*** Records supplied ***

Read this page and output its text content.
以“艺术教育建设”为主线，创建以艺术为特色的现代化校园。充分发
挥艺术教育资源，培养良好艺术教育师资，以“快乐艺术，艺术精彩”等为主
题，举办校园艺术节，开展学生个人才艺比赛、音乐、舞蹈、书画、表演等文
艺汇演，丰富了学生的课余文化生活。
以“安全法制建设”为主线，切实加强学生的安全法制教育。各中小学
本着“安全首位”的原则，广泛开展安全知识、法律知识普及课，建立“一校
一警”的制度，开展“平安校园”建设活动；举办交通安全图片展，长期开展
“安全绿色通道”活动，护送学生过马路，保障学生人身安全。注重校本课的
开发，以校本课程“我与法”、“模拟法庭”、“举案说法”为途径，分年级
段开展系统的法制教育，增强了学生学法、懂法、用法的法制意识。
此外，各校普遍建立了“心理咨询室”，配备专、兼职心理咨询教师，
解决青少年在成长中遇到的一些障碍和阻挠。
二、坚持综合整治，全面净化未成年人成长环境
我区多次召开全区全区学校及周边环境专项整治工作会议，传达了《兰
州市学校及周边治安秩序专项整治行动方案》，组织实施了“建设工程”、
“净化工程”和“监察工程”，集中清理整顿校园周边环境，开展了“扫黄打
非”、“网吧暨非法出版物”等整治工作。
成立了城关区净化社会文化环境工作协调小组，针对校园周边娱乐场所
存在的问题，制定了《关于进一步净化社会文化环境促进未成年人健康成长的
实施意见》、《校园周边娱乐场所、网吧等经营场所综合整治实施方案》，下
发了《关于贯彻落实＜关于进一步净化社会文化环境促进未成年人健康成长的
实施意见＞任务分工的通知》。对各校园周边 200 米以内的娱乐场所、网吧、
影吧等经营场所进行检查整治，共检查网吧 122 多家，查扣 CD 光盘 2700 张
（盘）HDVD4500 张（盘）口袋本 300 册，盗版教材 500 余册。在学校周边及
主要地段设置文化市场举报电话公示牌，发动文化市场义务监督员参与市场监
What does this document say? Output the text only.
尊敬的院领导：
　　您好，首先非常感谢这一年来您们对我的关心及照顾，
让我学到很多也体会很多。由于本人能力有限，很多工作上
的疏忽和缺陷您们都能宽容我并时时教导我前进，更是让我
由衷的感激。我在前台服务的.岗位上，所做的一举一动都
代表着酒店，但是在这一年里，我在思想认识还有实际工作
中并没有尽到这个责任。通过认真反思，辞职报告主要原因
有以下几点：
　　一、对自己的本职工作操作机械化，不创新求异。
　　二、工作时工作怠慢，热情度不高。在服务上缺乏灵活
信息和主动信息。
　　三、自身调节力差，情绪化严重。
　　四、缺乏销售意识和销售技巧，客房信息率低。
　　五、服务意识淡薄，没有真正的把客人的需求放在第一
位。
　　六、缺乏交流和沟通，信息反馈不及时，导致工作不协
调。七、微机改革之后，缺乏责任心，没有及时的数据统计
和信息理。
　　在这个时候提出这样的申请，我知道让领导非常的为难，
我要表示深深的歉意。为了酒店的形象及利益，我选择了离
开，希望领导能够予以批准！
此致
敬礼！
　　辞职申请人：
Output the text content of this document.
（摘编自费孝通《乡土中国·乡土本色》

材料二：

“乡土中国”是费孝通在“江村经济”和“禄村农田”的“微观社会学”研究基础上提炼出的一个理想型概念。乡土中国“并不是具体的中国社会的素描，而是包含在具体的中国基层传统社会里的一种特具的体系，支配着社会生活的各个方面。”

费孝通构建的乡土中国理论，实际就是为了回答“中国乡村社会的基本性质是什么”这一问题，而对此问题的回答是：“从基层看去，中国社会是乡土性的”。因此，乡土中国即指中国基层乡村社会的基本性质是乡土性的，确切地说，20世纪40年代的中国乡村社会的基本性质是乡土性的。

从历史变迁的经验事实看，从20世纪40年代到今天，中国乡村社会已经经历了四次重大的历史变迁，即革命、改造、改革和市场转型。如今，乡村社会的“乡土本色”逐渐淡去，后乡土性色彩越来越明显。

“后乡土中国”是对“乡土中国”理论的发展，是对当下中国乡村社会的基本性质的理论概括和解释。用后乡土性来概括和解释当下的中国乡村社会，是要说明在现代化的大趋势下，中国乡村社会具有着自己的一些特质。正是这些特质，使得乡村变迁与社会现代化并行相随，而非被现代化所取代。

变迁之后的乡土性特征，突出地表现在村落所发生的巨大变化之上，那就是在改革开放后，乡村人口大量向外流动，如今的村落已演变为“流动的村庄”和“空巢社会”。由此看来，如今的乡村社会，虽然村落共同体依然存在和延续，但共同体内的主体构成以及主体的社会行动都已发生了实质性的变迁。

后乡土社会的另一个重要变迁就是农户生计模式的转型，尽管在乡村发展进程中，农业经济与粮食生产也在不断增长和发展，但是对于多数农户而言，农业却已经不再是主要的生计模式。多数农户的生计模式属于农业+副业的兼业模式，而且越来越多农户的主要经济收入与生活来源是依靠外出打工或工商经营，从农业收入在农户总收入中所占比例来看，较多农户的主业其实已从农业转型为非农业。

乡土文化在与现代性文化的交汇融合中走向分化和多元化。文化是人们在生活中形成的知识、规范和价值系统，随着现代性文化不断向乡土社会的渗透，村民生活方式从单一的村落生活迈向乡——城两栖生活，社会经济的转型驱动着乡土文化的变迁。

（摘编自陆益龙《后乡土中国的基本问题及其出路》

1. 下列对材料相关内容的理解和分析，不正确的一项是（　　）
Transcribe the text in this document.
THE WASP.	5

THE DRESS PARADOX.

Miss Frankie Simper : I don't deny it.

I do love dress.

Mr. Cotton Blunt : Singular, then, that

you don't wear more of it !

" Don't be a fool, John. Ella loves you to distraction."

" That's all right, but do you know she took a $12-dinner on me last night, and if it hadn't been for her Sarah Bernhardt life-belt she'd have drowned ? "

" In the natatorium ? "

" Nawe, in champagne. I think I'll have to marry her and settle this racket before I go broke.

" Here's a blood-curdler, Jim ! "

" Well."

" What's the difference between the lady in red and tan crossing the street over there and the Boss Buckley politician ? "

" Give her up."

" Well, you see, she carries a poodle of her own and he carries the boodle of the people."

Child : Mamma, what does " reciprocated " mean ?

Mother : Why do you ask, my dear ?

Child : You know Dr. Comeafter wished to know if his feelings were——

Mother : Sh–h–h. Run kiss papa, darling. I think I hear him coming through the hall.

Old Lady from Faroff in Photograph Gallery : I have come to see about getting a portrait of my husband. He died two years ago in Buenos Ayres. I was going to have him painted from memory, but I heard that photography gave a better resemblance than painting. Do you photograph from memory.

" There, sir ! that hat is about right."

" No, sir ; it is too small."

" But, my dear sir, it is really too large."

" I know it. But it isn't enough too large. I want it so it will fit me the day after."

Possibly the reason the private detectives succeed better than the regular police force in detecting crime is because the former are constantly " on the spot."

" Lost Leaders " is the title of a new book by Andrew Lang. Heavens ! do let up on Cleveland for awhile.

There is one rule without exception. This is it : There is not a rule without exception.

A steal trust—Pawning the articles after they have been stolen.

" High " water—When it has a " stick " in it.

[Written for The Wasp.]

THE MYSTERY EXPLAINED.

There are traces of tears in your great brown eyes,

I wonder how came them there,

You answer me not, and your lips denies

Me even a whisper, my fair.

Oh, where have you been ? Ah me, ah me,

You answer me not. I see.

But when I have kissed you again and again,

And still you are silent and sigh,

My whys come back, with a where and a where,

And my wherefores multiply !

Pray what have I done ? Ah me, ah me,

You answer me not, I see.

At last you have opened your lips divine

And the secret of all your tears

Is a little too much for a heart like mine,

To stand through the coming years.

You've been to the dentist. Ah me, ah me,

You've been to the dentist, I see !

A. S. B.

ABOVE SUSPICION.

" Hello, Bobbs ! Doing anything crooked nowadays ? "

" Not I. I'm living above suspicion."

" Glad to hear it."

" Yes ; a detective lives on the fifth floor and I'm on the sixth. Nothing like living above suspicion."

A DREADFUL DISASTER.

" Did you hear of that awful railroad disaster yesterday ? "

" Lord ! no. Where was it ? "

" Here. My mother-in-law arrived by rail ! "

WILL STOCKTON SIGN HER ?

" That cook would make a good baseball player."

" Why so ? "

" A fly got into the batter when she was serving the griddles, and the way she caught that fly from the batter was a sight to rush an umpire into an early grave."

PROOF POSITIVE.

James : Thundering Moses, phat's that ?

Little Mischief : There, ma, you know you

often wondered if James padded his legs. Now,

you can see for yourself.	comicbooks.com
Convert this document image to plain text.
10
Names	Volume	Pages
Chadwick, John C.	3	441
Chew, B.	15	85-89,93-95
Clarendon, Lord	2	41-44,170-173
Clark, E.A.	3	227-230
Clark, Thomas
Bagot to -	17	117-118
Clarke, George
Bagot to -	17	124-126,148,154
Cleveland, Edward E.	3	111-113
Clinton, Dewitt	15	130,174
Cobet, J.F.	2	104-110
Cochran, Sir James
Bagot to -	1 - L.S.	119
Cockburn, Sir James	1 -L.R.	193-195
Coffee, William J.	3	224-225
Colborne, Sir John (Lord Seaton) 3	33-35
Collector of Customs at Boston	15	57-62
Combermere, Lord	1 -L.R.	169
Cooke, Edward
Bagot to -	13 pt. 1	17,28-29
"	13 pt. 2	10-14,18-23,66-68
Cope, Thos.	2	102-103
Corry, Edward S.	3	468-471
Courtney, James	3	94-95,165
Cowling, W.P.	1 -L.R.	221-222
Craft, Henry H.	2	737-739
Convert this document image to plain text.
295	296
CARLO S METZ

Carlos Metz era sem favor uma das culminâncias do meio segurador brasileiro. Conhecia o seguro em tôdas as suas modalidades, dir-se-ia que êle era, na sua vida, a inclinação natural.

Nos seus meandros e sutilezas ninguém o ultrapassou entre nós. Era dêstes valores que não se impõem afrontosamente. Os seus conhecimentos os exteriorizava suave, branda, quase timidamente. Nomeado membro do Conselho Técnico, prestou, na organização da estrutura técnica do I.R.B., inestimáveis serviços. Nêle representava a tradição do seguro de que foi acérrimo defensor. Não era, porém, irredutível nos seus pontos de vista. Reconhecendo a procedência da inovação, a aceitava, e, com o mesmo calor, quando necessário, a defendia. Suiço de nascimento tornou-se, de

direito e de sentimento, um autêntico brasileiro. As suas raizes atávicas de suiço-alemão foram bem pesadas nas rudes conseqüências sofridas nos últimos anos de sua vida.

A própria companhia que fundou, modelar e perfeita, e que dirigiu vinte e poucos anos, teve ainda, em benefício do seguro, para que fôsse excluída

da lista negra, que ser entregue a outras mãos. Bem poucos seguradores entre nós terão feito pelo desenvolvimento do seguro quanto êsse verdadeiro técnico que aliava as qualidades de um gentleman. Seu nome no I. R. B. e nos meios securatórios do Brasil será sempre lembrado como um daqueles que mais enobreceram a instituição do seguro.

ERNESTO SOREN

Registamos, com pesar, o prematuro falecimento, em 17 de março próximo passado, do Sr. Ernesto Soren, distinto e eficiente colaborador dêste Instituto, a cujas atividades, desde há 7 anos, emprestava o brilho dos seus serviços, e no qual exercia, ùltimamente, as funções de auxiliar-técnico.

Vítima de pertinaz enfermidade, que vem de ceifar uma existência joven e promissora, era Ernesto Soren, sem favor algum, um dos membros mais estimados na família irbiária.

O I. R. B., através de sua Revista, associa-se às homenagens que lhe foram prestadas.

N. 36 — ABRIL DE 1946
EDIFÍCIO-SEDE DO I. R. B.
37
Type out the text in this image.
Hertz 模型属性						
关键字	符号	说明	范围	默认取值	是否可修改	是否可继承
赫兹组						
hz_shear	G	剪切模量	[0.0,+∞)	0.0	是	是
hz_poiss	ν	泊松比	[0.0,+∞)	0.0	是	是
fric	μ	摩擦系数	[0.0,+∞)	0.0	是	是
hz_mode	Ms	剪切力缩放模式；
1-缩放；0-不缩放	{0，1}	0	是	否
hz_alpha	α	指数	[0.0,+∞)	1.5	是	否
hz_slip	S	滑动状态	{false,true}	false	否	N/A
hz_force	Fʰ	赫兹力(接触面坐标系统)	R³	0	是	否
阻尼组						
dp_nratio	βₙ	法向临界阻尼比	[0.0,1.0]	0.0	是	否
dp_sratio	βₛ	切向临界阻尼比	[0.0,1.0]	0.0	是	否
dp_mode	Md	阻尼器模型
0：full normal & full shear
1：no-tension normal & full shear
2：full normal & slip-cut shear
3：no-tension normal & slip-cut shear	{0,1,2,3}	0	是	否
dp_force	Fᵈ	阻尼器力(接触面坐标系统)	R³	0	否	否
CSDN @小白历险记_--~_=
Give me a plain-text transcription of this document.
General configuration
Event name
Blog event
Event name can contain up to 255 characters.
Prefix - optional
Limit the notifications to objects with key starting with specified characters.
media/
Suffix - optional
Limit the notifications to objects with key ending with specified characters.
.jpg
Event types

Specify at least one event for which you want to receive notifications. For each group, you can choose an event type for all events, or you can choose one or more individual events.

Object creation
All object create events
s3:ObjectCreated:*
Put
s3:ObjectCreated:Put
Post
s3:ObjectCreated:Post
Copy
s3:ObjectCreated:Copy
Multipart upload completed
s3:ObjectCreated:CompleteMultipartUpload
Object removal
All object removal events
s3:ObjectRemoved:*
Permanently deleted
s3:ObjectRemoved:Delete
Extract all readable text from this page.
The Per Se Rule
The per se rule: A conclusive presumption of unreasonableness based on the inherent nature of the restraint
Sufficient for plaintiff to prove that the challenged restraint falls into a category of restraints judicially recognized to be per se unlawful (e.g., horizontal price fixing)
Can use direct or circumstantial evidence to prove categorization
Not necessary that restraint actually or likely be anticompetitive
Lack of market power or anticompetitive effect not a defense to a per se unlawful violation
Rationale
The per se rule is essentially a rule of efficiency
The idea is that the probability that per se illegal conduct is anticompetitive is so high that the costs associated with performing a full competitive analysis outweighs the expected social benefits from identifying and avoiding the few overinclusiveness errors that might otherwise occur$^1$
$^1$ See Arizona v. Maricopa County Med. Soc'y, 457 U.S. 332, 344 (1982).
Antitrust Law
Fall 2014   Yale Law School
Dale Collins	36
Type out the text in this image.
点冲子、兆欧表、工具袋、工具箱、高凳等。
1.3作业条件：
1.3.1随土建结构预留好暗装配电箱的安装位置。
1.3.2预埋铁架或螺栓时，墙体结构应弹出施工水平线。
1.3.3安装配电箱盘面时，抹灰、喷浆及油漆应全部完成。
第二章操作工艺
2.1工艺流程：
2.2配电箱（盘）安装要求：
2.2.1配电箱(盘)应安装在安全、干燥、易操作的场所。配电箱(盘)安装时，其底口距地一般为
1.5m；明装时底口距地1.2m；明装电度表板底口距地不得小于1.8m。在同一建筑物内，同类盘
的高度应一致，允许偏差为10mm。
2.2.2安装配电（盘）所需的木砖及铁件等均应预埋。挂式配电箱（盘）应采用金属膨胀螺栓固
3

***

### [Exercise description]
Show every line that contains the word "Give".

### [Answer to the exercise]
" Give her up."
Give me a plain-text transcription of this document.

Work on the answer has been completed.